[Collection entries]

━━━━━━━━━━━━━━━━━━━━━━━━━━━━━━

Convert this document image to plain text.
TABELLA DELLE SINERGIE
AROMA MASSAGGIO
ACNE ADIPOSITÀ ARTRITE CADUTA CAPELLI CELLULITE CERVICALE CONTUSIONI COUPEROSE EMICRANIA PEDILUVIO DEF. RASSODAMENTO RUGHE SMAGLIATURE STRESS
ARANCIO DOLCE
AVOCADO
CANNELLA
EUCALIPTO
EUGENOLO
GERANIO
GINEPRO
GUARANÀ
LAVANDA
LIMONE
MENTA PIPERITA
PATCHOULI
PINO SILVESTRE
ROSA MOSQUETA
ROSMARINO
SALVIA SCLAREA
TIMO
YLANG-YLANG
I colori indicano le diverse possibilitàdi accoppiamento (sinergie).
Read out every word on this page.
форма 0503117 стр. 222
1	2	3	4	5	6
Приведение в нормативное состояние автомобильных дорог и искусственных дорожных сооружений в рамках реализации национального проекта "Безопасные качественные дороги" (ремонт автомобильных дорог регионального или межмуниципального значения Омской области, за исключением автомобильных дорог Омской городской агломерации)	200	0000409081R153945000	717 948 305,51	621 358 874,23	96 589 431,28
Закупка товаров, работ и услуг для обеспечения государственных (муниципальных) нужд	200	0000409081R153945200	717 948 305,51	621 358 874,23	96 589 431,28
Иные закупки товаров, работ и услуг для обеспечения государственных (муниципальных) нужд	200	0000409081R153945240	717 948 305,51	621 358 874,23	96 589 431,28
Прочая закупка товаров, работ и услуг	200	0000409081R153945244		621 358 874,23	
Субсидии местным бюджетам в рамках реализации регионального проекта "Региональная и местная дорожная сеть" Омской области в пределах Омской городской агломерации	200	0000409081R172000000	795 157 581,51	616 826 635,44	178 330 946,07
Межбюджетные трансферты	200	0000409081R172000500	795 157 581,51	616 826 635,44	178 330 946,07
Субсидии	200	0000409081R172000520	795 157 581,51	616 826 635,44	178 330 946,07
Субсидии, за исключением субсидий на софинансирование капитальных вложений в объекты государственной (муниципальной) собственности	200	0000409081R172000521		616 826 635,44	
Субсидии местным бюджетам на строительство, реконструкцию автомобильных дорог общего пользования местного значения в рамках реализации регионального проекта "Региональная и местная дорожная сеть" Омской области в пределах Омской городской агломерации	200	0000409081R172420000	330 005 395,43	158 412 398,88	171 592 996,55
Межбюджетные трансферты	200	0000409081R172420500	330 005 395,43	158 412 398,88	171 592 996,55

━━━━━━━━━━━━━━━━━━━━━━━━━━━━━━

■ **What is required**
Scan the listing above. Collect all lines with the word "услуг".

■ **The answer**
Закупка товаров, работ и услуг для обеспечения государственных (муниципальных) нужд	200	0000409081R153945200	717 948 305,51	621 358 874,23	96 589 431,28
Иные закупки товаров, работ и услуг для обеспечения государственных (муниципальных) нужд	200	0000409081R153945240	717 948 305,51	621 358 874,23	96 589 431,28
Прочая закупка товаров, работ и услуг	200	0000409081R153945244		621 358 874,23	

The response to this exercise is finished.